* **Work required**
Tally the lines in the following entries that include the word "correlation"; state only the total.

━━━

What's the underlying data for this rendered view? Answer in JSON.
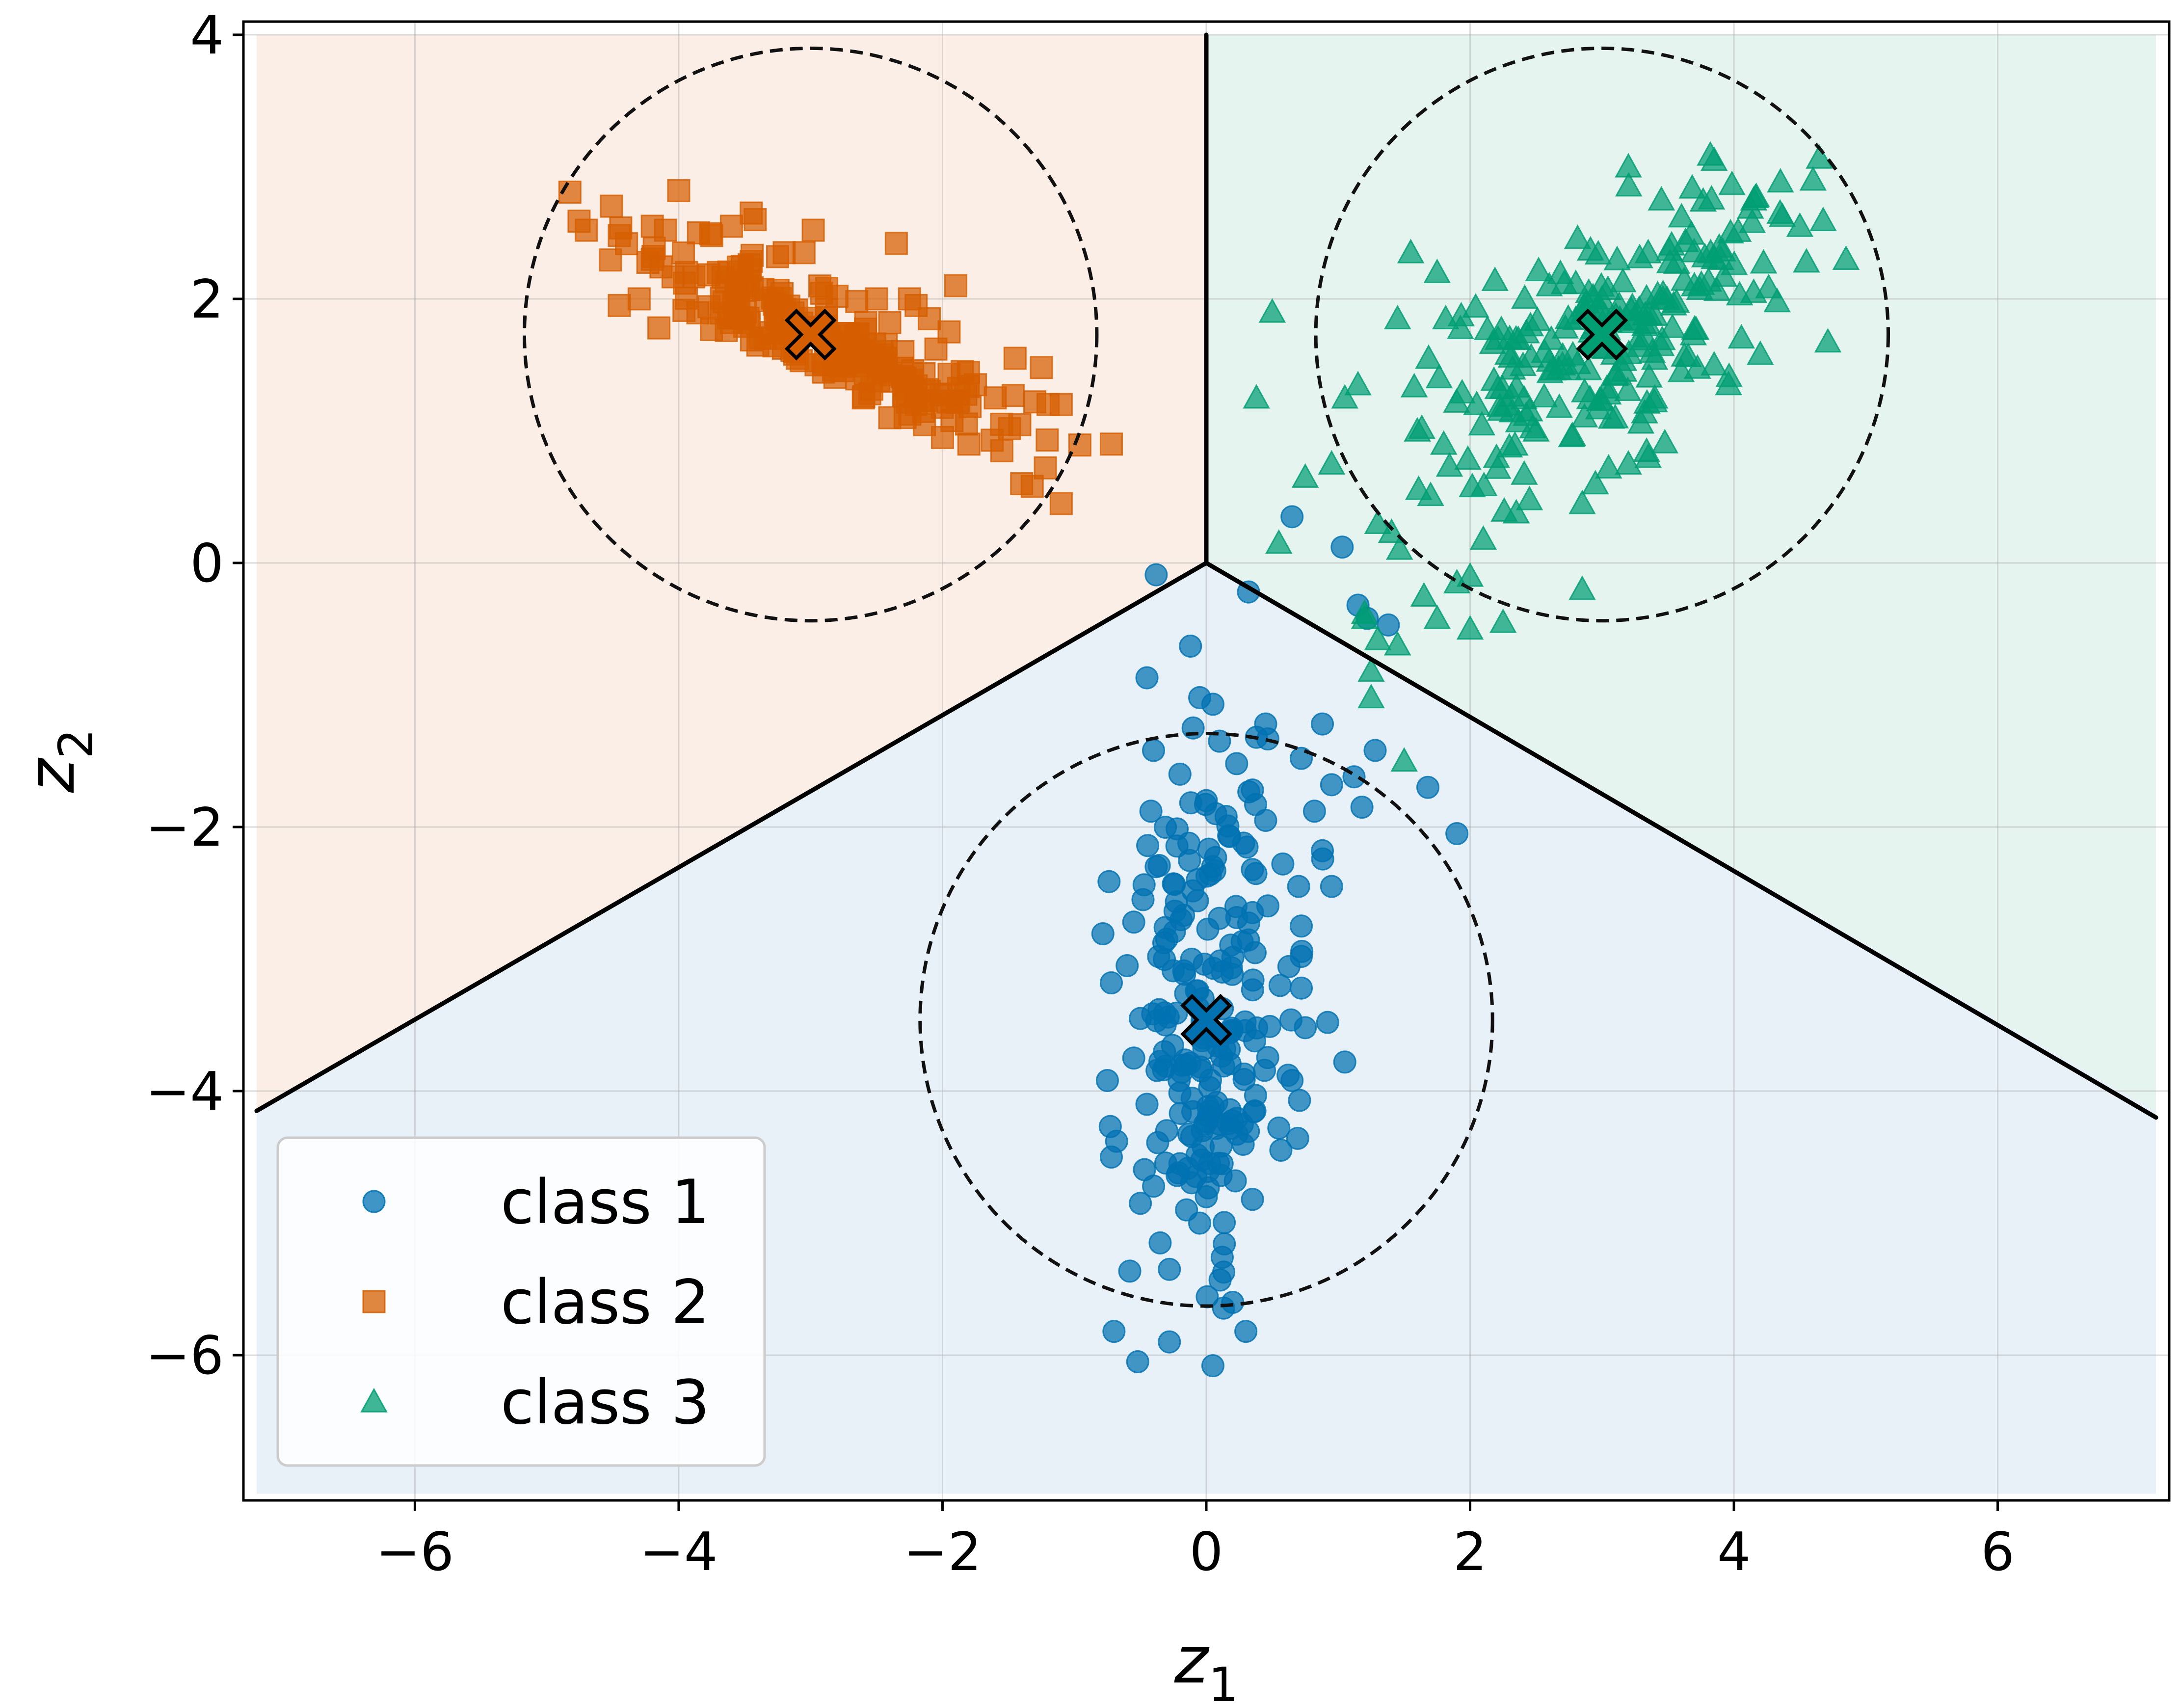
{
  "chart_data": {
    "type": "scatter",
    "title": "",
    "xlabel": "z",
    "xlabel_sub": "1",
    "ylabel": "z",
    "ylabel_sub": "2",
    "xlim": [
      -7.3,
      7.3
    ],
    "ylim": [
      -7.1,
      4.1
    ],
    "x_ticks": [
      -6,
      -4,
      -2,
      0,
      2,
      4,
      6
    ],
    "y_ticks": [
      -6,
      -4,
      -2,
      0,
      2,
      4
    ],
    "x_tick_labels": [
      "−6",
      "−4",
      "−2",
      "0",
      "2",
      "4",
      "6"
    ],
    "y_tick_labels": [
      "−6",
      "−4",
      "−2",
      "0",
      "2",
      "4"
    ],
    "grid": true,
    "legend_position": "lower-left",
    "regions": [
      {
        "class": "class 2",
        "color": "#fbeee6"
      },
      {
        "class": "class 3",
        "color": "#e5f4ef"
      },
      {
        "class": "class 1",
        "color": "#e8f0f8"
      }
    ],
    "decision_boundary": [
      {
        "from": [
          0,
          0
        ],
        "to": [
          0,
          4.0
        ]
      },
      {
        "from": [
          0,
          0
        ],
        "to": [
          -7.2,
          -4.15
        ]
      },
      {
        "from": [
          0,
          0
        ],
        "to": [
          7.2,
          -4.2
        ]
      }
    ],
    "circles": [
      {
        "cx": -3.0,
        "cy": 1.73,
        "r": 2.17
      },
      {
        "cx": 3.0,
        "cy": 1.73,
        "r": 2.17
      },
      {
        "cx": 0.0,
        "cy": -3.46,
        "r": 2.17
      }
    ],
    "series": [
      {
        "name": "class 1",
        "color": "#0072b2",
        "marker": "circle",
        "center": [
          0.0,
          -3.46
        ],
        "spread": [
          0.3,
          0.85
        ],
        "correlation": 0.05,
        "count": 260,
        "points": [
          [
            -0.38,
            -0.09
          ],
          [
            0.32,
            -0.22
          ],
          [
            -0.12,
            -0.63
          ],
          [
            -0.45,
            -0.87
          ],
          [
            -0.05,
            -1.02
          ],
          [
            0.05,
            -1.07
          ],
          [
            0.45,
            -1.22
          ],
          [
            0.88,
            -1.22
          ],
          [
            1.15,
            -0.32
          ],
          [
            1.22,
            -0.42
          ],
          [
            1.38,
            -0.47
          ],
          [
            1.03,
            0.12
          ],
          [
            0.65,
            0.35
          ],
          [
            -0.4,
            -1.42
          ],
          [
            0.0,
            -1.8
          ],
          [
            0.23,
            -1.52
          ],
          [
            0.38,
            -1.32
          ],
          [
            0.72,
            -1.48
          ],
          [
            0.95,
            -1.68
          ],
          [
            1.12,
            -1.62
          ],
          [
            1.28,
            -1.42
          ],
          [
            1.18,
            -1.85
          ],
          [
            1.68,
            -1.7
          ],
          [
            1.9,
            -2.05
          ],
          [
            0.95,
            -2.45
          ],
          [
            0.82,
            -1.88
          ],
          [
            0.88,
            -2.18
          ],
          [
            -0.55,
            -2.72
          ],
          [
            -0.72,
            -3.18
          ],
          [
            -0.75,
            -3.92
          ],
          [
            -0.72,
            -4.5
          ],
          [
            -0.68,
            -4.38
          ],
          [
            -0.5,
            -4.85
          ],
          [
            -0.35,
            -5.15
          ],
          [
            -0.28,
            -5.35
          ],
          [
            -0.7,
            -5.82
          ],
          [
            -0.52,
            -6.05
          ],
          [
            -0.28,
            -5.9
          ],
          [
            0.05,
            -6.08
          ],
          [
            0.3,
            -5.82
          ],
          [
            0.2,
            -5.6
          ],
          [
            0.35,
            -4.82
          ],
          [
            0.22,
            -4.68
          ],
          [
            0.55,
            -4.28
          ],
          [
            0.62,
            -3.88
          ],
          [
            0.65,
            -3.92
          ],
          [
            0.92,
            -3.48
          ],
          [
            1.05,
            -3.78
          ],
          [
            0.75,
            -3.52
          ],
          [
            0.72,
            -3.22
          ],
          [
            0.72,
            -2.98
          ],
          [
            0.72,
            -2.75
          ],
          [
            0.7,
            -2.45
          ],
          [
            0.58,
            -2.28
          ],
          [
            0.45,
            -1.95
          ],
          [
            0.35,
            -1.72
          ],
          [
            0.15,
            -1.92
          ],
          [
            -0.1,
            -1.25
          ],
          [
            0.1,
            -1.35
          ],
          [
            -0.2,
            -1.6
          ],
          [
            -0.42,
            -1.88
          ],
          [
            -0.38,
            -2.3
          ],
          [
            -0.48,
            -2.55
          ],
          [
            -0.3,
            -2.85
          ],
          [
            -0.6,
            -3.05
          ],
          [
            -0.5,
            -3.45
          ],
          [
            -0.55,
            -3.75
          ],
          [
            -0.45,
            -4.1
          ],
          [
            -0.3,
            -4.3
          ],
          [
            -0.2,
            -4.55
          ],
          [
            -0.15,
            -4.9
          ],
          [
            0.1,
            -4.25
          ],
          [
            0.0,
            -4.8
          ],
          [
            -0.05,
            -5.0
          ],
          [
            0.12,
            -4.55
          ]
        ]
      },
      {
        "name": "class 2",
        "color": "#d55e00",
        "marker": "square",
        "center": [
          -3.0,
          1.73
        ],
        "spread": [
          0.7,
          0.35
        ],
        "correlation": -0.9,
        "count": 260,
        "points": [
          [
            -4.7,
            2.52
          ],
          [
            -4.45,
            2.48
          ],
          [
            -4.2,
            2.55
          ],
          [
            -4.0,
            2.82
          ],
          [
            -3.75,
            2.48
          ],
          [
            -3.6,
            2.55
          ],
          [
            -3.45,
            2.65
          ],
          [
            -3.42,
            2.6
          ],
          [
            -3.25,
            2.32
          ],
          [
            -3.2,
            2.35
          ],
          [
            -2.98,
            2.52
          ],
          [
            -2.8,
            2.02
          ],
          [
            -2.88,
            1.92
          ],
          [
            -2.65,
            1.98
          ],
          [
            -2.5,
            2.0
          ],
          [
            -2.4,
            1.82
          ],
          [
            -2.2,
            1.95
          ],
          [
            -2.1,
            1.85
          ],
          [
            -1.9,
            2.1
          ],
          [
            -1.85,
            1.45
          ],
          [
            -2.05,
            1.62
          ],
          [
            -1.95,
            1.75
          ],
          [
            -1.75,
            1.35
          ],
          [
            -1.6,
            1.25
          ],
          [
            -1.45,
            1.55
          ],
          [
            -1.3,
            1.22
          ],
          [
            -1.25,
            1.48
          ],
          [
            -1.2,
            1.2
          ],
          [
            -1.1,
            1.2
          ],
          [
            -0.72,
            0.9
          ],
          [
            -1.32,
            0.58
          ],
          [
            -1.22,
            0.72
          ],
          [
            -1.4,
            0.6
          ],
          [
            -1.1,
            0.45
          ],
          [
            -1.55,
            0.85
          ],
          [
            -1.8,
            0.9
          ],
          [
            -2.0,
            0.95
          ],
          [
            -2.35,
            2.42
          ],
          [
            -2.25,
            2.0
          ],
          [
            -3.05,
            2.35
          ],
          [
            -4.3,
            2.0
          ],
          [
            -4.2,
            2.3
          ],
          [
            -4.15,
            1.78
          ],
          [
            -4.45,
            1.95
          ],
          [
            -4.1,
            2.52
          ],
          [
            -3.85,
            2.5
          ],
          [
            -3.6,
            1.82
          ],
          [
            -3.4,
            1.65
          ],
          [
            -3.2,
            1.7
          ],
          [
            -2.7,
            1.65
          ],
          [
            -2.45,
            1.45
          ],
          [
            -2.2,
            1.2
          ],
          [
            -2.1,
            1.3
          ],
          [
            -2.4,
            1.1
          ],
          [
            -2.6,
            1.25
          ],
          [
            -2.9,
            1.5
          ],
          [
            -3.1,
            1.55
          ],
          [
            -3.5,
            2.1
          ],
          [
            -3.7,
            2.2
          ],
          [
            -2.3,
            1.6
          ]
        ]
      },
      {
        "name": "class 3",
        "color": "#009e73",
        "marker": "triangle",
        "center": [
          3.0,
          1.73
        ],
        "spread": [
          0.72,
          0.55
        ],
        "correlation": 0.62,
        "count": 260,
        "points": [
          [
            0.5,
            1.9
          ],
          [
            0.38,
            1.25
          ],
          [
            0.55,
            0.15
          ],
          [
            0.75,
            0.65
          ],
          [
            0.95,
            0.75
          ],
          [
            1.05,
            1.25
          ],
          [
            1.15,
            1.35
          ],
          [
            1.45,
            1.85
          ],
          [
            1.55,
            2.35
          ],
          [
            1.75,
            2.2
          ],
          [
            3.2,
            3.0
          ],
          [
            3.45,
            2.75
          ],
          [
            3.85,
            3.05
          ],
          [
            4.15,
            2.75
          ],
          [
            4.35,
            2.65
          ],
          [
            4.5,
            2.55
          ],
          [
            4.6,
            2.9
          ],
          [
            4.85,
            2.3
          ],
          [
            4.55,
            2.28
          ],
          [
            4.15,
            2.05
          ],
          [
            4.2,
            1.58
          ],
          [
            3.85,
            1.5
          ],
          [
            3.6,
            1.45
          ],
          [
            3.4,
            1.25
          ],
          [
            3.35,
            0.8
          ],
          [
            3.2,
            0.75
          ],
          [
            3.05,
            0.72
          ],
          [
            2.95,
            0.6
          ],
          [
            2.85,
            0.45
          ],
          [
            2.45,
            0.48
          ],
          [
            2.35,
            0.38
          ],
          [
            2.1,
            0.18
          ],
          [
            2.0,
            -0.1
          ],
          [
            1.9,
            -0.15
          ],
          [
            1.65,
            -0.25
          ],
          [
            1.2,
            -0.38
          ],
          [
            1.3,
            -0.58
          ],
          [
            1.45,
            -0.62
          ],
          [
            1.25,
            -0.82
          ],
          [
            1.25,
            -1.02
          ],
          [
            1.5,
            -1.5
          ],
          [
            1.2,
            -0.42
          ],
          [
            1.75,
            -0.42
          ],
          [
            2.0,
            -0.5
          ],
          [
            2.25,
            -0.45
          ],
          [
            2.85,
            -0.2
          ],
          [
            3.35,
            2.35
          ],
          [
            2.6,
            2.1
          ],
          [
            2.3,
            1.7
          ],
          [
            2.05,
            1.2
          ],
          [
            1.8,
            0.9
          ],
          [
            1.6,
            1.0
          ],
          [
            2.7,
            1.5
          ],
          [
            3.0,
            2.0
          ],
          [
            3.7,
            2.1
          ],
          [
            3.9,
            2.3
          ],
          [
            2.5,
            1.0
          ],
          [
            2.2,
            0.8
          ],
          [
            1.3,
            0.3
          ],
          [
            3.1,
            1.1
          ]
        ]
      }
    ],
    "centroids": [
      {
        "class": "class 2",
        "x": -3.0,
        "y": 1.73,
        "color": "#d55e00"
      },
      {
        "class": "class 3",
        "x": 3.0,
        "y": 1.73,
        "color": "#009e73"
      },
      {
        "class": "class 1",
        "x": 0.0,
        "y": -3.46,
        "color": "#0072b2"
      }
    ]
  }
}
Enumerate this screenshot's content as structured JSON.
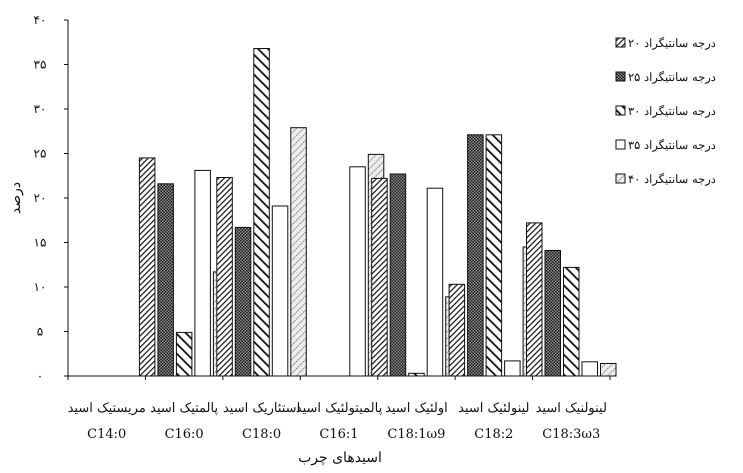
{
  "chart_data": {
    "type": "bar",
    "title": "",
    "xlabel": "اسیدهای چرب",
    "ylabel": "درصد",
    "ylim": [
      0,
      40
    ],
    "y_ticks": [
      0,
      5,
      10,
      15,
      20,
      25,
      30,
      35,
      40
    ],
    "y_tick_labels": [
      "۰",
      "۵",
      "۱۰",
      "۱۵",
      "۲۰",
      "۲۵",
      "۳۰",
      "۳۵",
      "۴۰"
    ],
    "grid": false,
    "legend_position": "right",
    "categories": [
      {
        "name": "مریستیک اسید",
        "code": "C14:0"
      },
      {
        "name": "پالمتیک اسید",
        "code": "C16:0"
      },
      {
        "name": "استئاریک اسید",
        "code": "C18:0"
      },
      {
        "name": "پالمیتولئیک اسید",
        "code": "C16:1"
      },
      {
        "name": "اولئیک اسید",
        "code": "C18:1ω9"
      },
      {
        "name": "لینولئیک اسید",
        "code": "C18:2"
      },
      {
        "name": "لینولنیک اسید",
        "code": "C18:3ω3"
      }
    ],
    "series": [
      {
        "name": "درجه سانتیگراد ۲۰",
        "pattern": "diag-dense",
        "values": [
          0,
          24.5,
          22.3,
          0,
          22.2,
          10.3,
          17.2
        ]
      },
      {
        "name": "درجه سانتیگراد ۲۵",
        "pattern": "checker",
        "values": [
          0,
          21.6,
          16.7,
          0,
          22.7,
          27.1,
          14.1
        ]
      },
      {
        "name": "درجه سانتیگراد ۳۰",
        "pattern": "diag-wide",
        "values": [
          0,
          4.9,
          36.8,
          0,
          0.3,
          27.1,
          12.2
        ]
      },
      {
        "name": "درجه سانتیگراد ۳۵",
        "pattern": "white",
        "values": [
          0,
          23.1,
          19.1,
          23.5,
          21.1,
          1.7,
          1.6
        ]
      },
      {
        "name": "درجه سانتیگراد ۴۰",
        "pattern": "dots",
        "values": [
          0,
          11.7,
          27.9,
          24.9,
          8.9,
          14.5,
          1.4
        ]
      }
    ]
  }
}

━━━

* **Task answer**
3